Chapter 3 Clipping volume, or clipping weight?
The standard for measuring how much a turf sward is growing is to take the dry weight of the clippings mown off the turf.3 This isn’t a realistic option for routine turf management because who has drying ovens? And who can take the time to separate sand from clippings to reduce measurement error (Kreuser et al. 2011)? I find it easiest to measure the volume of the clippings. That’s a fast and easy way to measure the clippings. I don’t like fresh weight as much as volume, because fresh weight requires a scale, has the same problems with sand contamination, and some variation based on water in the samples that I suspect is higher with weight than with volume.4
I was at Keya GC in Fukuoka in late May. On three of the greens at Keya, the volume and the fresh weight of the clippings are measured. I don’t recommend this! The only reason the maintenance staff are collecting these data are at my request, as part of a research project.
On May 29, sand topdressing was applied to the greens.
So what happened after that topdressing? Mowing was skipped for a few days. When mowing resumed, see how the ratio of fresh weight to volume spiked? And then took over a week to get back down to what it was prior to topdressing?

RECORDED INFORMATION —
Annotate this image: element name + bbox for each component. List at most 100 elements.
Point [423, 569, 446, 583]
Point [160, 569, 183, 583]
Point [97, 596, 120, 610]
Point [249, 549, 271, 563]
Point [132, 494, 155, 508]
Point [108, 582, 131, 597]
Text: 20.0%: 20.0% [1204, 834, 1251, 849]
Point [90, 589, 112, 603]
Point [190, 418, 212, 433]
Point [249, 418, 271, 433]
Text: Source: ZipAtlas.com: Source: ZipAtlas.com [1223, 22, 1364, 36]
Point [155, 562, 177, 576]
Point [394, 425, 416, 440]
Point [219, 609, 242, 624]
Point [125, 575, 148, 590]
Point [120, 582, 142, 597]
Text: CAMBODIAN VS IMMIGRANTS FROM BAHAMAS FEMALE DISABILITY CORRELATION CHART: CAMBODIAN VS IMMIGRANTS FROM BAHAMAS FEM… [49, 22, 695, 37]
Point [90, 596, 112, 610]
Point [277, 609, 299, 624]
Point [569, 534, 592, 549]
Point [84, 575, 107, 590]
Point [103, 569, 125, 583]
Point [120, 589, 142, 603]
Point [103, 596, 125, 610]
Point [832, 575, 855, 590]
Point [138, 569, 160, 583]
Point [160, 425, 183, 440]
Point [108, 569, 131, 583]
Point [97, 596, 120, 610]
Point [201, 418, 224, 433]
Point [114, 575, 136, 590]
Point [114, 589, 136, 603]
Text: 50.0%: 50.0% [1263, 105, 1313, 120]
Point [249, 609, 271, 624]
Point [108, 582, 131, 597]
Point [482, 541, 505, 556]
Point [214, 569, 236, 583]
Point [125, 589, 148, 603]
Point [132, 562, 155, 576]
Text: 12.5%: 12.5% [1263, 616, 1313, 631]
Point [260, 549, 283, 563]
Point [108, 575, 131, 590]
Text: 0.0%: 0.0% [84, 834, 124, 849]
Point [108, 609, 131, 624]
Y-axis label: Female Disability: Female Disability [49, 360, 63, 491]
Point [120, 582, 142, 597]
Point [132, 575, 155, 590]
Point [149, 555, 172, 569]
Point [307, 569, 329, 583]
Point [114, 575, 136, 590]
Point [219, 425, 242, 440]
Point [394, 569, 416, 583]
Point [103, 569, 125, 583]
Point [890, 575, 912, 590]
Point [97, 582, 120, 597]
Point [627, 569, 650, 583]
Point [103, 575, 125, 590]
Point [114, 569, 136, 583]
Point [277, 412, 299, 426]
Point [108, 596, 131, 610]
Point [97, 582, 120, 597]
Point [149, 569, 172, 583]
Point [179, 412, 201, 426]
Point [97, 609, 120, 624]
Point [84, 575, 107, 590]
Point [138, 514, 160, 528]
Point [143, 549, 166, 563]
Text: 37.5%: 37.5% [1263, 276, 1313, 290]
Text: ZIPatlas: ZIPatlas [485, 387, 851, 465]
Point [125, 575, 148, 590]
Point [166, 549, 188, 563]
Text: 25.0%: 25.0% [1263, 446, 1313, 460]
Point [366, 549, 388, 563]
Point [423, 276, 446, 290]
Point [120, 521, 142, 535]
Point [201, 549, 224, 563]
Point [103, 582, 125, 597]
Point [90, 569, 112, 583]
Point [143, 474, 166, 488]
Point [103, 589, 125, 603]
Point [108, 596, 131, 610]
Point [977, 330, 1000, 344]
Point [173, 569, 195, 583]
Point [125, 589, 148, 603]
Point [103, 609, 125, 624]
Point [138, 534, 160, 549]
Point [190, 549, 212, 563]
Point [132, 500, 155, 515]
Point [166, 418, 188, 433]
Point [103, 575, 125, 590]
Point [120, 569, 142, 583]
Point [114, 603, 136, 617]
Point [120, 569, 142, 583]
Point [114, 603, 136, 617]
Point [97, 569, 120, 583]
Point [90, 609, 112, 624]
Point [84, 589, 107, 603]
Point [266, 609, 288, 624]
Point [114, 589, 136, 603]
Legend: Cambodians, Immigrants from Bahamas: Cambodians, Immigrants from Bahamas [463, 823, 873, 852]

* * *

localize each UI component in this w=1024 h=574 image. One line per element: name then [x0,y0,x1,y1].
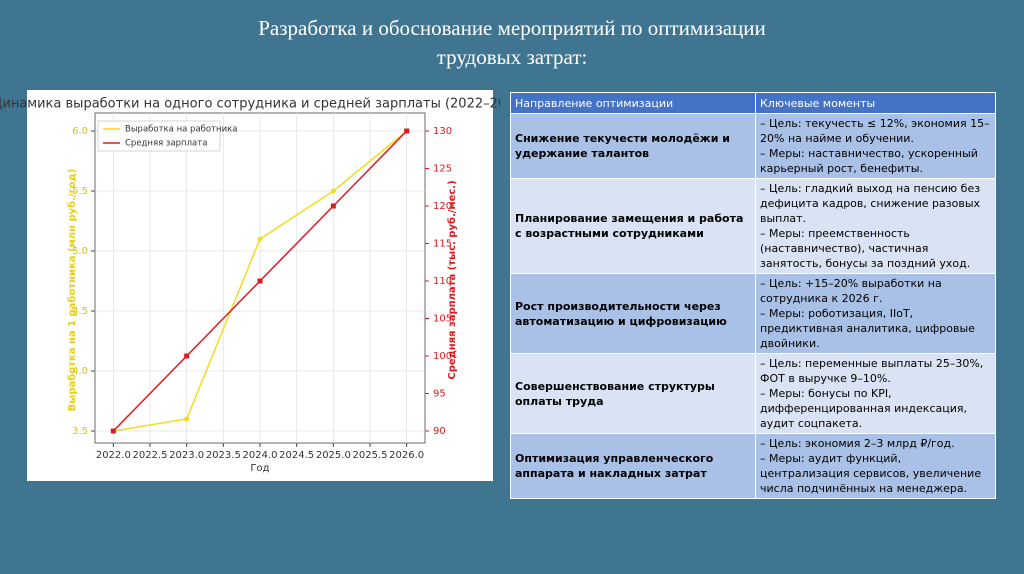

INSTRUCTIONS TO FOLLOW — Rewrite the paragraph beginning "The standard for measuring" in the chapter on clipping volume as a short bulleted list that keeps its main facts.

SOLUTION TO THE PROBLEM —
- The standard measure of turf growth is the dry weight of the clippings mown off.
- Dry weight isn't realistic for routine turf management because it requires drying ovens and time to separate sand from clippings to reduce measurement error (Kreuser et al. 2011).
- The writer finds measuring clipping volume the easiest, fastest option.
- Fresh weight is less preferred than volume because it:
  - requires a scale
  - has the same sand contamination problem
  - varies with the water in the samples, which the writer suspects varies more with weight than with volume.